> _Required task_: Show every line containing "true" by copying it.

> _Exercise data_:
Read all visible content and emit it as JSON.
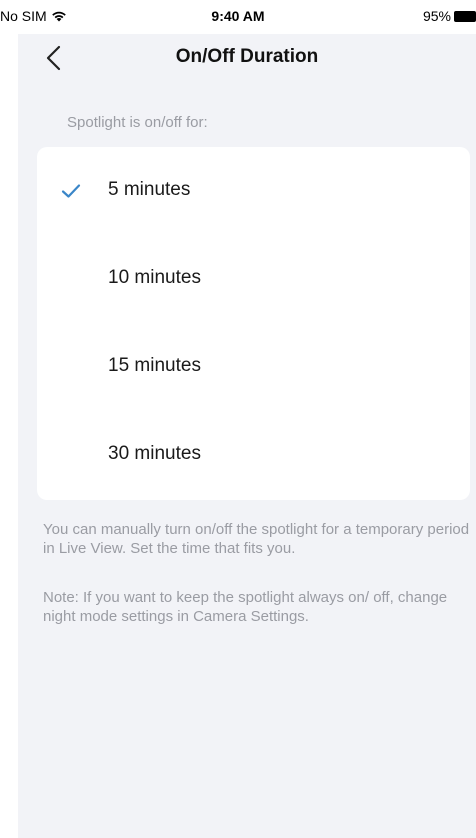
{
  "status_bar": {
    "carrier": "No SIM",
    "time": "9:40 AM",
    "battery": "95%"
  },
  "header": {
    "title": "On/Off Duration"
  },
  "section": {
    "header": "Spotlight is on/off for:"
  },
  "options": [
    {
      "label": "5 minutes",
      "selected": true
    },
    {
      "label": "10 minutes",
      "selected": false
    },
    {
      "label": "15 minutes",
      "selected": false
    },
    {
      "label": "30 minutes",
      "selected": false
    }
  ],
  "info": {
    "description": "You can manually turn on/off the spotlight for a temporary period in Live View. Set the time that fits you.",
    "note": "Note: If you want to keep the spotlight always on/ off, change night mode settings in Camera Settings."
  },
  "colors": {
    "accent": "#3a86c8",
    "background": "#f2f3f7",
    "muted_text": "#9a9ca3"
  }
}
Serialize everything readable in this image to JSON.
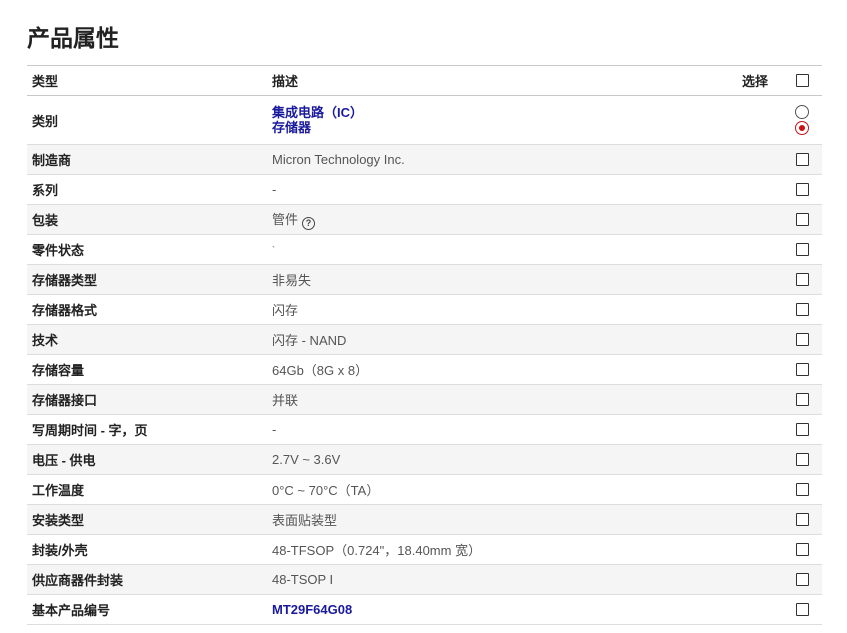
{
  "page": {
    "title": "产品属性"
  },
  "table": {
    "headers": {
      "type": "类型",
      "description": "描述",
      "select": "选择"
    },
    "category": {
      "label": "类别",
      "values": [
        "集成电路（IC）",
        "存储器"
      ]
    },
    "rows": [
      {
        "label": "制造商",
        "value": "Micron Technology Inc."
      },
      {
        "label": "系列",
        "value": "-"
      },
      {
        "label": "包装",
        "value": "管件",
        "help_icon": "help-circle-icon"
      },
      {
        "label": "零件状态",
        "value": "`"
      },
      {
        "label": "存储器类型",
        "value": "非易失"
      },
      {
        "label": "存储器格式",
        "value": "闪存"
      },
      {
        "label": "技术",
        "value": "闪存 - NAND"
      },
      {
        "label": "存储容量",
        "value": "64Gb（8G x 8）"
      },
      {
        "label": "存储器接口",
        "value": "并联"
      },
      {
        "label": "写周期时间 - 字，页",
        "value": "-"
      },
      {
        "label": "电压 - 供电",
        "value": "2.7V ~ 3.6V"
      },
      {
        "label": "工作温度",
        "value": "0°C ~ 70°C（TA）"
      },
      {
        "label": "安装类型",
        "value": "表面贴装型"
      },
      {
        "label": "封装/外壳",
        "value": "48-TFSOP（0.724\"，18.40mm 宽）"
      },
      {
        "label": "供应商器件封装",
        "value": "48-TSOP I"
      },
      {
        "label": "基本产品编号",
        "value": "MT29F64G08",
        "is_link": true
      }
    ]
  },
  "colors": {
    "link": "#1a1a9e",
    "radio_selected": "#cc1111",
    "row_alt_bg": "#f5f5f5"
  }
}
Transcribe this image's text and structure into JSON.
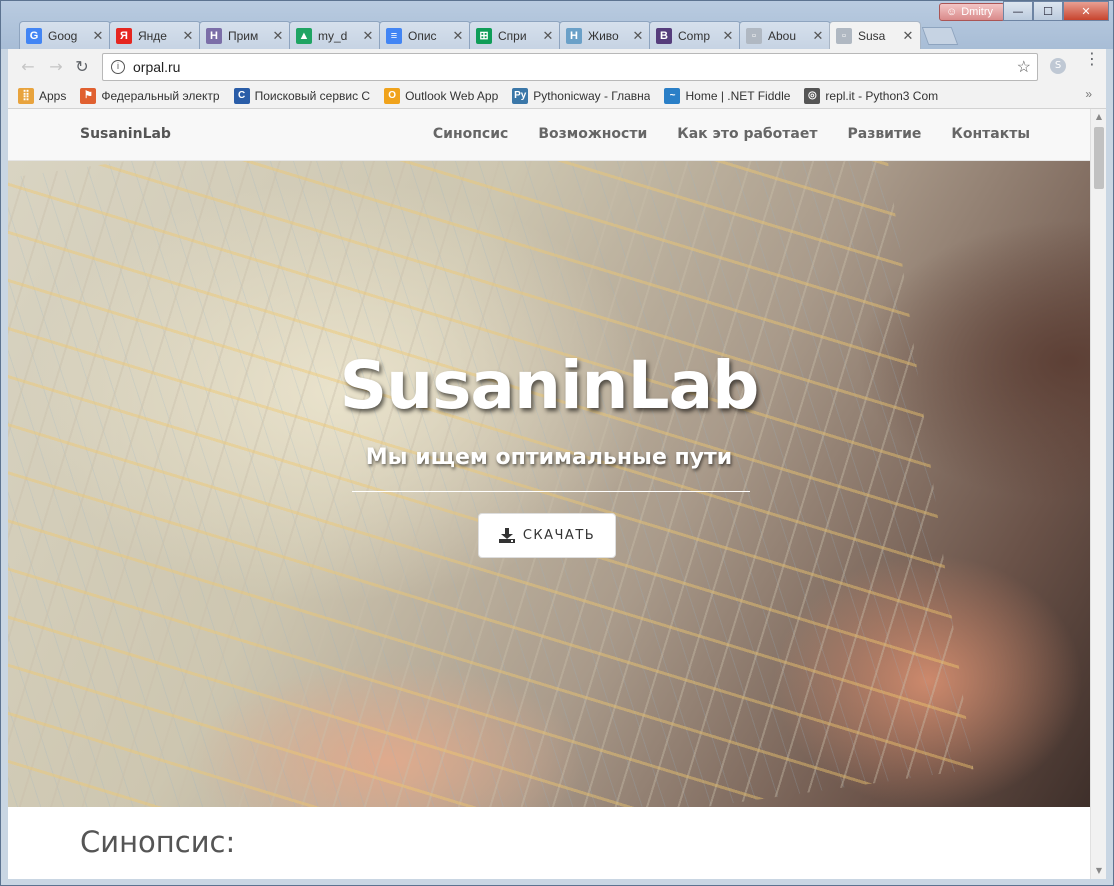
{
  "window": {
    "user": "Dmitry",
    "controls": {
      "minimize": "—",
      "maximize": "☐",
      "close": "✕"
    }
  },
  "tabs": [
    {
      "label": "Goog",
      "icon": "google-icon",
      "color": "#4285f4",
      "glyph": "G"
    },
    {
      "label": "Янде",
      "icon": "yandex-icon",
      "color": "#e52620",
      "glyph": "Я"
    },
    {
      "label": "Прим",
      "icon": "habr-icon",
      "color": "#7b6ea8",
      "glyph": "H"
    },
    {
      "label": "my_d",
      "icon": "google-drive-icon",
      "color": "#1fa463",
      "glyph": "▲"
    },
    {
      "label": "Опис",
      "icon": "google-docs-icon",
      "color": "#4285f4",
      "glyph": "≡"
    },
    {
      "label": "Спри",
      "icon": "google-sheets-icon",
      "color": "#0f9d58",
      "glyph": "⊞"
    },
    {
      "label": "Живо",
      "icon": "site-icon",
      "color": "#6aa0c8",
      "glyph": "H"
    },
    {
      "label": "Comp",
      "icon": "bootstrap-icon",
      "color": "#563d7c",
      "glyph": "B"
    },
    {
      "label": "Abou",
      "icon": "page-icon",
      "color": "#b0b8c2",
      "glyph": "▫"
    },
    {
      "label": "Susa",
      "icon": "page-icon",
      "color": "#b0b8c2",
      "glyph": "▫",
      "active": true
    }
  ],
  "toolbar": {
    "back": "←",
    "forward": "→",
    "reload": "↻",
    "url": "orpal.ru",
    "info_icon": "i",
    "star": "☆",
    "ext_glyph": "S",
    "menu": "⋮"
  },
  "bookmarks": [
    {
      "label": "Apps",
      "icon": "apps-icon",
      "color": "#e8a33d",
      "glyph": "⣿"
    },
    {
      "label": "Федеральный электр",
      "icon": "gov-icon",
      "color": "#e06030",
      "glyph": "⚑"
    },
    {
      "label": "Поисковый сервис С",
      "icon": "search-service-icon",
      "color": "#2a5da8",
      "glyph": "C"
    },
    {
      "label": "Outlook Web App",
      "icon": "outlook-icon",
      "color": "#f0a31c",
      "glyph": "O"
    },
    {
      "label": "Pythonicway - Главна",
      "icon": "python-icon",
      "color": "#3b77a8",
      "glyph": "Py"
    },
    {
      "label": "Home | .NET Fiddle",
      "icon": "dotnetfiddle-icon",
      "color": "#2a7fc7",
      "glyph": "~"
    },
    {
      "label": "repl.it - Python3 Com",
      "icon": "replit-icon",
      "color": "#555555",
      "glyph": "◎"
    }
  ],
  "bookmarks_more": "»",
  "site": {
    "brand": "SusaninLab",
    "nav": [
      "Синопсис",
      "Возможности",
      "Как это работает",
      "Развитие",
      "Контакты"
    ],
    "hero_title": "SusaninLab",
    "hero_subtitle": "Мы ищем оптимальные пути",
    "download_label": "СКАЧАТЬ",
    "section_title": "Синопсис:"
  },
  "scroll": {
    "up": "▲",
    "down": "▼"
  }
}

> _Written answer_:
      "selected": true
        "is_link": true
      "active": true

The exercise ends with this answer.